## Begin

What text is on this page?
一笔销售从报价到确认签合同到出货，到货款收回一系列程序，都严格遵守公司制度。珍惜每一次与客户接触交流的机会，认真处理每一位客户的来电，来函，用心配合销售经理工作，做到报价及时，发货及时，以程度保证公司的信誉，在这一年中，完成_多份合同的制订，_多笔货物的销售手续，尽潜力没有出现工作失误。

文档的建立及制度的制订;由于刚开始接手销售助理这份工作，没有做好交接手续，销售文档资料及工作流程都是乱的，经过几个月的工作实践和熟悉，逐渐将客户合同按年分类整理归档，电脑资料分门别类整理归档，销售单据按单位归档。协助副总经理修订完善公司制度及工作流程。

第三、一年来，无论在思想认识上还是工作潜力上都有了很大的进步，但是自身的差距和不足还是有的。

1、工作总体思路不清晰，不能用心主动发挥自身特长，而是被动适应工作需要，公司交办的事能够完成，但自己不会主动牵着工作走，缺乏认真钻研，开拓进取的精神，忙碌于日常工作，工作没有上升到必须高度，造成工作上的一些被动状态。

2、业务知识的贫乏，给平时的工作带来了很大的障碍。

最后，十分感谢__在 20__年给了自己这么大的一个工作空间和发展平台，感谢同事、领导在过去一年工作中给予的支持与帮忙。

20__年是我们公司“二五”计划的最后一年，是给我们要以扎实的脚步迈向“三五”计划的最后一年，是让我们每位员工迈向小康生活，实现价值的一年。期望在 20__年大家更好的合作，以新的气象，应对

## End

— Exercise —
Copy out the whole listing exactly.

— Problem solution —
What text is on this page?
一笔销售从报价到确认签合同到出货，到货款收回一系列程序，都严格遵守公司制度。珍惜每一次与客户接触交流的机会，认真处理每一位客户的来电，来函，用心配合销售经理工作，做到报价及时，发货及时，以程度保证公司的信誉，在这一年中，完成_多份合同的制订，_多笔货物的销售手续，尽潜力没有出现工作失误。

文档的建立及制度的制订;由于刚开始接手销售助理这份工作，没有做好交接手续，销售文档资料及工作流程都是乱的，经过几个月的工作实践和熟悉，逐渐将客户合同按年分类整理归档，电脑资料分门别类整理归档，销售单据按单位归档。协助副总经理修订完善公司制度及工作流程。

第三、一年来，无论在思想认识上还是工作潜力上都有了很大的进步，但是自身的差距和不足还是有的。

1、工作总体思路不清晰，不能用心主动发挥自身特长，而是被动适应工作需要，公司交办的事能够完成，但自己不会主动牵着工作走，缺乏认真钻研，开拓进取的精神，忙碌于日常工作，工作没有上升到必须高度，造成工作上的一些被动状态。

2、业务知识的贫乏，给平时的工作带来了很大的障碍。

最后，十分感谢__在 20__年给了自己这么大的一个工作空间和发展平台，感谢同事、领导在过去一年工作中给予的支持与帮忙。

20__年是我们公司“二五”计划的最后一年，是给我们要以扎实的脚步迈向“三五”计划的最后一年，是让我们每位员工迈向小康生活，实现价值的一年。期望在 20__年大家更好的合作，以新的气象，应对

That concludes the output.